■ **Written exercise**
Pick out each line below containing "Управления".

■ **Records shown**
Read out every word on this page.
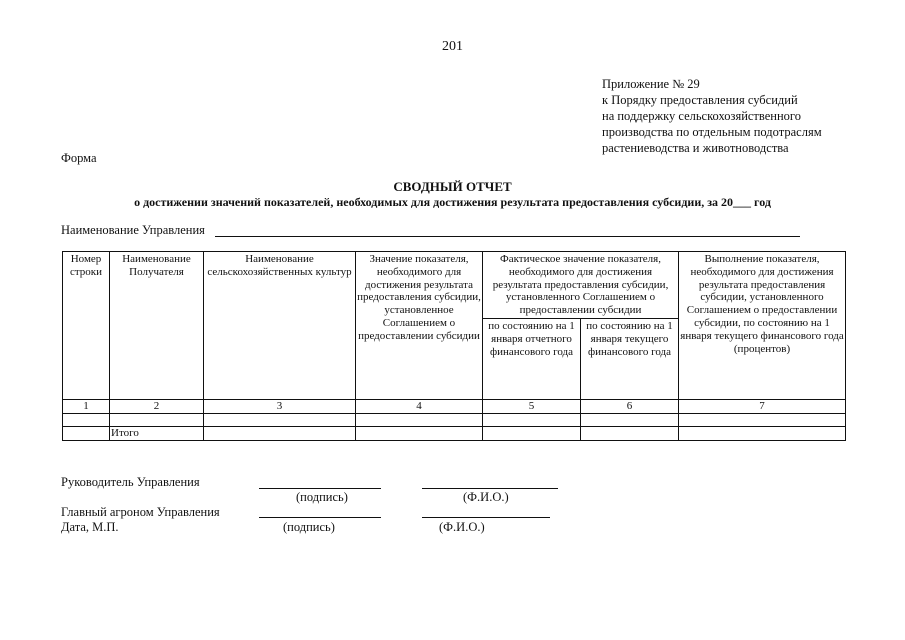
201
Приложение № 29
к Порядку предоставления субсидий
на поддержку сельскохозяйственного
производства по отдельным подотраслям
растениеводства и животноводства
Форма
СВОДНЫЙ ОТЧЕТ
о достижении значений показателей, необходимых для достижения результата предоставления субсидии, за 20___ год
Наименование Управления
Номер строки	Наименование Получателя	Наименование сельскохозяйственных культур	Значение показателя, необходимого для достижения результата предоставления субсидии, установленное Соглашением о предоставлении субсидии	Фактическое значение показателя, необходимого для достижения результата предоставления субсидии, установленного Соглашением о предоставлении субсидии		Выполнение показателя, необходимого для достижения результата предоставления субсидии, установленного Соглашением о предоставлении субсидии, по состоянию на 1 января текущего финансового года (процентов)
				по состоянию на 1 января отчетного финансового года	по состоянию на 1 января текущего финансового года	
1	2	3	4	5	6	7

	Итого					
Руководитель Управления
(подпись)	(Ф.И.О.)
Главный агроном Управления
Дата, М.П.	(подпись)	(Ф.И.О.)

■ **Finished task**
Наименование Управления
Руководитель Управления
Главный агроном Управления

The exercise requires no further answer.